(EXTRACTED DATA):
::::::::
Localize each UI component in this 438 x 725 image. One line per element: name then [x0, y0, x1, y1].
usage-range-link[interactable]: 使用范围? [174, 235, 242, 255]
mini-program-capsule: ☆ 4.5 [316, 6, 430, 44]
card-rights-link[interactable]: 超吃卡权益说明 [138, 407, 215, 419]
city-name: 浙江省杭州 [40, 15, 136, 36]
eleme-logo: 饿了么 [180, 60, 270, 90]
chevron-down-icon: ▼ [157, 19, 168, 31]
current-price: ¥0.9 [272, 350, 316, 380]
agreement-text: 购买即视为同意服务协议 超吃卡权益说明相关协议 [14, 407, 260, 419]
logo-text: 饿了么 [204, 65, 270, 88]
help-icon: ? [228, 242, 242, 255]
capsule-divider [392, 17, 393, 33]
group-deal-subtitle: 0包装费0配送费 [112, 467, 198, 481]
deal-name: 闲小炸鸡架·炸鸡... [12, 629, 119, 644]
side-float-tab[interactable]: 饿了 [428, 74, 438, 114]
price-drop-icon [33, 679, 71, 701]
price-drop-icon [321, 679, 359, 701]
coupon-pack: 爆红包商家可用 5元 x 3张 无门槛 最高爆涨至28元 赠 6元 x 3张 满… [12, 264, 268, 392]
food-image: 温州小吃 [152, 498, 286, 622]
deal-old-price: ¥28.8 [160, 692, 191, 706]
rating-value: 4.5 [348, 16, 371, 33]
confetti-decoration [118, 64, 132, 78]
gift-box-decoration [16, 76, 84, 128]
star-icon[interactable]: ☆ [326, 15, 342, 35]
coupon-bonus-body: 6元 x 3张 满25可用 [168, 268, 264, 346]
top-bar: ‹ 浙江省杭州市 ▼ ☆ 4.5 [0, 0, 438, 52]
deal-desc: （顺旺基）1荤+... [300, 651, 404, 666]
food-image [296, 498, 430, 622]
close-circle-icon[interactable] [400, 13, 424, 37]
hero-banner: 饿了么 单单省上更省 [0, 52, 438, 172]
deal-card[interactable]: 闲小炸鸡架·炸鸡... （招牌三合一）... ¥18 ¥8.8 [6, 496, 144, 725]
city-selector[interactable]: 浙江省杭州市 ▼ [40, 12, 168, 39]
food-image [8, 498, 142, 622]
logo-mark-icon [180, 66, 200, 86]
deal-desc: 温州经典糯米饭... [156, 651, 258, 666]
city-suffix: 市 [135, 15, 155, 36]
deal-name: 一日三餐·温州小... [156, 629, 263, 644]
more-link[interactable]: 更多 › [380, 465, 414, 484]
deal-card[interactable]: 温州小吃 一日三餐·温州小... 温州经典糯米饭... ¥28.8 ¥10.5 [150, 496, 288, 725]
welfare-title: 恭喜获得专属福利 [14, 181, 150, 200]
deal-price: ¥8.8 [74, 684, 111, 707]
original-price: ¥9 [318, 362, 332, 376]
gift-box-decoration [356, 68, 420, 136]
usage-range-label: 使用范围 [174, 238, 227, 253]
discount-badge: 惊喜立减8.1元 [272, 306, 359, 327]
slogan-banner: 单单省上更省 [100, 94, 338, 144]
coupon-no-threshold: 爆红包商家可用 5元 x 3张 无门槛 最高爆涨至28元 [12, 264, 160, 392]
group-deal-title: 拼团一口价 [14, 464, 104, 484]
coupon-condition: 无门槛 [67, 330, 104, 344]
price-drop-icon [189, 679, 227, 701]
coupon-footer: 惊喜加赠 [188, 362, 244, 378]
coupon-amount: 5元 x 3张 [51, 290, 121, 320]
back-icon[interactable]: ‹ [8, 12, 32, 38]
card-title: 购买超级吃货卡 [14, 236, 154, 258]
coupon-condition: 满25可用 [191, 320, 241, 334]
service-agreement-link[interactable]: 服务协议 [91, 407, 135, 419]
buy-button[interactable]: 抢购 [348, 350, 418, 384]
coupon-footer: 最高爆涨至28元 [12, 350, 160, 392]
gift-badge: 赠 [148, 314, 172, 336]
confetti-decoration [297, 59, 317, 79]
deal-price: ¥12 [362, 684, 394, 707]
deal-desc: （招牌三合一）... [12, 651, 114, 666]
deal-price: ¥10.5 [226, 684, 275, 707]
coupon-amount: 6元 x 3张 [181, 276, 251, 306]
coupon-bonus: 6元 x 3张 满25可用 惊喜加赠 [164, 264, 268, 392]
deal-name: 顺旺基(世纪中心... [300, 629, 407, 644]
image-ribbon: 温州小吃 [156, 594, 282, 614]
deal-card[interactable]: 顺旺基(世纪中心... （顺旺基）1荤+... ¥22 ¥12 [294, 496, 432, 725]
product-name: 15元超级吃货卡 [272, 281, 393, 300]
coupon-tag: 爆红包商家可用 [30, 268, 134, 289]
::::::::
(TASK INSTRUCTIONS): Reproduce the listing line for line, from its first line through the line that contains "coupon-pack: 爆红包商家可用 5元", and nothing past that line.

(EXERCISE OUTPUT):
Localize each UI component in this 438 x 725 image. One line per element: name then [x0, y0, x1, y1].
usage-range-link[interactable]: 使用范围? [174, 235, 242, 255]
mini-program-capsule: ☆ 4.5 [316, 6, 430, 44]
card-rights-link[interactable]: 超吃卡权益说明 [138, 407, 215, 419]
city-name: 浙江省杭州 [40, 15, 136, 36]
eleme-logo: 饿了么 [180, 60, 270, 90]
chevron-down-icon: ▼ [157, 19, 168, 31]
current-price: ¥0.9 [272, 350, 316, 380]
agreement-text: 购买即视为同意服务协议 超吃卡权益说明相关协议 [14, 407, 260, 419]
logo-text: 饿了么 [204, 65, 270, 88]
help-icon: ? [228, 242, 242, 255]
capsule-divider [392, 17, 393, 33]
group-deal-subtitle: 0包装费0配送费 [112, 467, 198, 481]
deal-name: 闲小炸鸡架·炸鸡... [12, 629, 119, 644]
side-float-tab[interactable]: 饿了 [428, 74, 438, 114]
price-drop-icon [33, 679, 71, 701]
price-drop-icon [321, 679, 359, 701]
coupon-pack: 爆红包商家可用 5元 x 3张 无门槛 最高爆涨至28元 赠 6元 x 3张 满… [12, 264, 268, 392]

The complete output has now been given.